Find the string "Change" in the listing and report every line that has it.

..............................

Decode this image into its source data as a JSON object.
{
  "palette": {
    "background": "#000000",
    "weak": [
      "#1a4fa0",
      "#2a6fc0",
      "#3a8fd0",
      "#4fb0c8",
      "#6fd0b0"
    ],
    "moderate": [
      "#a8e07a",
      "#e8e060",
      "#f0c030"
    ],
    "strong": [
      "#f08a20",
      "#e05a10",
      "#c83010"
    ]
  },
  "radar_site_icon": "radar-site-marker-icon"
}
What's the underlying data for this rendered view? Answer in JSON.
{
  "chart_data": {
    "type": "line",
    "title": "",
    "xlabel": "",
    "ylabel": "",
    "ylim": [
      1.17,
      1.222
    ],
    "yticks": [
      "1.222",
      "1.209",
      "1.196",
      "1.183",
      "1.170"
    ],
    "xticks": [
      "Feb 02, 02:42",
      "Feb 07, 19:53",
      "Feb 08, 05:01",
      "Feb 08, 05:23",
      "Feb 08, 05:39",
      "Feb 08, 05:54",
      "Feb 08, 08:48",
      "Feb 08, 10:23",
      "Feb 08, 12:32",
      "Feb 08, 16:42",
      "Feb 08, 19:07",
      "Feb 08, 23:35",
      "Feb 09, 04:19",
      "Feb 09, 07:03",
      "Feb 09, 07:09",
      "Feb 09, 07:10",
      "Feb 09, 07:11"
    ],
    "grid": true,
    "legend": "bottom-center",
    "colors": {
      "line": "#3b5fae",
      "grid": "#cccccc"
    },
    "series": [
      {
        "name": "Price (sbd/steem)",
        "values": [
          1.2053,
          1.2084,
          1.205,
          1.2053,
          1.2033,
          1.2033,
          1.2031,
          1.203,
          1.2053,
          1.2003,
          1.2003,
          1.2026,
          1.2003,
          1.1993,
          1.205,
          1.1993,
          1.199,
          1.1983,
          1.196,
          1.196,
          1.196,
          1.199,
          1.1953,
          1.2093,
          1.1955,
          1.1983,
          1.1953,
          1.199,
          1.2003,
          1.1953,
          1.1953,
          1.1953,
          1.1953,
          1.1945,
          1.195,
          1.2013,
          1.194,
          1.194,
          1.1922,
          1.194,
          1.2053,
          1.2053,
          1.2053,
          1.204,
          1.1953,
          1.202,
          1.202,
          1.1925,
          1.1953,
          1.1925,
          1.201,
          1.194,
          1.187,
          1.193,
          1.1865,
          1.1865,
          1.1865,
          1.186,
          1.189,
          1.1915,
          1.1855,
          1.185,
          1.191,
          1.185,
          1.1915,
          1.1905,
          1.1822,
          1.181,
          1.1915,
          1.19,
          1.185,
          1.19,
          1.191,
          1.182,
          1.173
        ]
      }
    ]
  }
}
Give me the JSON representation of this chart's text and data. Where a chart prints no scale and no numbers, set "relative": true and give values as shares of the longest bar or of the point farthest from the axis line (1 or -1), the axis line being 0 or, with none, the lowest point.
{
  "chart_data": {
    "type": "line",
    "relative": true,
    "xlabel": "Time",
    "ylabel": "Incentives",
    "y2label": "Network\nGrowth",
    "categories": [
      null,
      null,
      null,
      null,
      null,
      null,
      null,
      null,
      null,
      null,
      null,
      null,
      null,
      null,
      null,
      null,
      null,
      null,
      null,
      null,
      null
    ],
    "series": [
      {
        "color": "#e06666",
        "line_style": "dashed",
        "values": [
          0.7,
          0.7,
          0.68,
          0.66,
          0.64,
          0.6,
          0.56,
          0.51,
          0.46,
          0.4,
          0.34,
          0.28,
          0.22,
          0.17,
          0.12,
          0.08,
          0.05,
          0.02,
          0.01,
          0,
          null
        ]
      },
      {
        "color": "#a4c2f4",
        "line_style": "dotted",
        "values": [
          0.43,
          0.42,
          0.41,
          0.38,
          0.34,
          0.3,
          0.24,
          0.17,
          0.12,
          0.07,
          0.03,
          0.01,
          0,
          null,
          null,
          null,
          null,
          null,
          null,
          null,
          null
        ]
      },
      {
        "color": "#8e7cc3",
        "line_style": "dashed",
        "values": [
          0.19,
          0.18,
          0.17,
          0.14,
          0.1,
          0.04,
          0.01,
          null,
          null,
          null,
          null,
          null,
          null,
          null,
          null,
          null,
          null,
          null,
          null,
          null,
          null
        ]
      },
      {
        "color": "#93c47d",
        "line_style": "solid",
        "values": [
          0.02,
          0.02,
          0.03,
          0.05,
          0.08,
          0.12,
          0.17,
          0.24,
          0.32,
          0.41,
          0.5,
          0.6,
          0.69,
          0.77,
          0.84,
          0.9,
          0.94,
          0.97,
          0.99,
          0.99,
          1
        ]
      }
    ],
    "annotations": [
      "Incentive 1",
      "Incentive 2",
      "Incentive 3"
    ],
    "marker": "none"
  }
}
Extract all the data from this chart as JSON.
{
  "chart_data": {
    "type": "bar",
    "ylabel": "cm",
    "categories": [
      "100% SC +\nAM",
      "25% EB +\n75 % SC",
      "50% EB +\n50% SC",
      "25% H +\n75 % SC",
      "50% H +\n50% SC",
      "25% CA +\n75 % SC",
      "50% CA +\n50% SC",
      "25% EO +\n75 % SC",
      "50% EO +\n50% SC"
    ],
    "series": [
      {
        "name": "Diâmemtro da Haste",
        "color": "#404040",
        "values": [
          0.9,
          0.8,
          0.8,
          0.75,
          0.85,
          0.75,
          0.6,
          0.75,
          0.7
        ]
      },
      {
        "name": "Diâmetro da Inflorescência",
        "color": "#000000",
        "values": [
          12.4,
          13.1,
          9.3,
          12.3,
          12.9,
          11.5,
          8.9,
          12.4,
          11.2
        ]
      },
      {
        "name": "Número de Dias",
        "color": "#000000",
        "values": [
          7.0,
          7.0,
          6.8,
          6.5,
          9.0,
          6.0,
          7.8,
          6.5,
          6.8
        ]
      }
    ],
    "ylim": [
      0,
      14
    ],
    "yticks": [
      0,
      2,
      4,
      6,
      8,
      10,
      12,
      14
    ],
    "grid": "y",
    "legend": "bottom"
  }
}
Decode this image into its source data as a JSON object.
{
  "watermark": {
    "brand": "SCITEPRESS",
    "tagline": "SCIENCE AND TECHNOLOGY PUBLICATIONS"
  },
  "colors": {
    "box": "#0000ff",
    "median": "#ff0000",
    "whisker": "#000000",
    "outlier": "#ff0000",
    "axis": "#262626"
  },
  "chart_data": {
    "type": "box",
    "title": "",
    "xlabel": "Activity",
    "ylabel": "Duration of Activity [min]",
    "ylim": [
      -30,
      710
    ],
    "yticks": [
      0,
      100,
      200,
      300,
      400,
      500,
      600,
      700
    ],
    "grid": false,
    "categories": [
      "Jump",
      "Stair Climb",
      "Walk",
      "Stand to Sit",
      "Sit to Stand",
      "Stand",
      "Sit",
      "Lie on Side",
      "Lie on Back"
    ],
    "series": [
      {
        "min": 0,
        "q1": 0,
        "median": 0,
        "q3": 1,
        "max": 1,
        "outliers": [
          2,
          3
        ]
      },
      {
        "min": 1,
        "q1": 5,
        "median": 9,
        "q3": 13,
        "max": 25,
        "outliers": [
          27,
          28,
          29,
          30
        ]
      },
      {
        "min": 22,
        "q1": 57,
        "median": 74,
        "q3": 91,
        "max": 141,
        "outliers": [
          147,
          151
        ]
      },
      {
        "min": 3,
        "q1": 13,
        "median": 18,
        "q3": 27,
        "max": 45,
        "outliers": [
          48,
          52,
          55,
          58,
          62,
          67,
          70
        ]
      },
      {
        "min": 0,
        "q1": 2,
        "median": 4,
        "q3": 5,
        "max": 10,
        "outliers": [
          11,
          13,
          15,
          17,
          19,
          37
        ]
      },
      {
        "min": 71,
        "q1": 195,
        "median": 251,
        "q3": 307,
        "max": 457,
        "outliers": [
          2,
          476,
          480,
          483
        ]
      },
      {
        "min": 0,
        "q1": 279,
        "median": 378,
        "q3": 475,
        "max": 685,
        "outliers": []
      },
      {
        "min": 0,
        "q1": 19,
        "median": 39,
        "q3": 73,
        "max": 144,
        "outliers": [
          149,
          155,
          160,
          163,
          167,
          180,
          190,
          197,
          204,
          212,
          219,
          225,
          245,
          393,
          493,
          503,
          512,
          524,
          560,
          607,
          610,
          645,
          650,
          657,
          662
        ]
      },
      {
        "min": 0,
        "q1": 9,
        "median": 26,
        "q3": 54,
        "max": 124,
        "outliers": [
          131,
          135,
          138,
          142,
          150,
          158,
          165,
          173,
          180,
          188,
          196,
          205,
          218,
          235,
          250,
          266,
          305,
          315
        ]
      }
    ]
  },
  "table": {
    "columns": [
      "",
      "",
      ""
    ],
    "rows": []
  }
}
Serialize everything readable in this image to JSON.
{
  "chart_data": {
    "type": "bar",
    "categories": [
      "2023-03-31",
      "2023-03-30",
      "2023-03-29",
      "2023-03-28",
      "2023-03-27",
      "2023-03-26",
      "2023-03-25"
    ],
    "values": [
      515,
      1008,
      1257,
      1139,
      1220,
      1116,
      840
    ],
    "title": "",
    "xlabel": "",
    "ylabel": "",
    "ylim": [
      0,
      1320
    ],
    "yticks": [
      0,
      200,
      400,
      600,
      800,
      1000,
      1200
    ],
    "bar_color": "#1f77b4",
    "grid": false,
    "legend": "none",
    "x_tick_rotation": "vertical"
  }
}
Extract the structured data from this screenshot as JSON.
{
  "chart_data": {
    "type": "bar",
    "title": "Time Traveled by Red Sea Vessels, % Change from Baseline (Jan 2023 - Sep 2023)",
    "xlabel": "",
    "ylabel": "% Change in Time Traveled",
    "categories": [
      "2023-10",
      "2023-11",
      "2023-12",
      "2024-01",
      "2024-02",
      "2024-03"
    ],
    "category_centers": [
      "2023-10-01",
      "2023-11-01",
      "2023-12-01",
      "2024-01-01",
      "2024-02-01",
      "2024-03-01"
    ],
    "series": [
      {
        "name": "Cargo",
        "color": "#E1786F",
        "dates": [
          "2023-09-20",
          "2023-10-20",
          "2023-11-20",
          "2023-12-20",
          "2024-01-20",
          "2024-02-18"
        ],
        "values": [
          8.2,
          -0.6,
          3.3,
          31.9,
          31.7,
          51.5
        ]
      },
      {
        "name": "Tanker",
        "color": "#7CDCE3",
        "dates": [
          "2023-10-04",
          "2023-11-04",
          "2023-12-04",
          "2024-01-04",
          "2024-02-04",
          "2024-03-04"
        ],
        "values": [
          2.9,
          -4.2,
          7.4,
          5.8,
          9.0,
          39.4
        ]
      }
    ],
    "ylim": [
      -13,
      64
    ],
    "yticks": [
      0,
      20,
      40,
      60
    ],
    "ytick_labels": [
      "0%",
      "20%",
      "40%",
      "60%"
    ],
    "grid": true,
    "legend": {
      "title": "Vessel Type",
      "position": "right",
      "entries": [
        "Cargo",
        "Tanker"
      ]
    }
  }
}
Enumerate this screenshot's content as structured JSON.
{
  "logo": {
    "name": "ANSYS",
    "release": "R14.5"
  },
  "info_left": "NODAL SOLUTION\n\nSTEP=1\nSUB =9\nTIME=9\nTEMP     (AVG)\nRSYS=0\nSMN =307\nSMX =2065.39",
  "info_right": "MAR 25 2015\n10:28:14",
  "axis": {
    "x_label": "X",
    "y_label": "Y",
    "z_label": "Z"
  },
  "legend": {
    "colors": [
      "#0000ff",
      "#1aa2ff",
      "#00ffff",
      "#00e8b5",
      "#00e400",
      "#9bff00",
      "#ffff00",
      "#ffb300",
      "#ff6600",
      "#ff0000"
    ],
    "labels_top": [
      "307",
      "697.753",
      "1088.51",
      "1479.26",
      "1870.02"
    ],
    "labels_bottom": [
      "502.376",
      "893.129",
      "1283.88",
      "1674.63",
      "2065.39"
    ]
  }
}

..............................

• **OUTPUT FOR THIS EXERCISE**:
    "title": "Time Traveled by Red Sea Vessels, % Change from Baseline (Jan 2023 - Sep 2023)",
    "ylabel": "% Change in Time Traveled",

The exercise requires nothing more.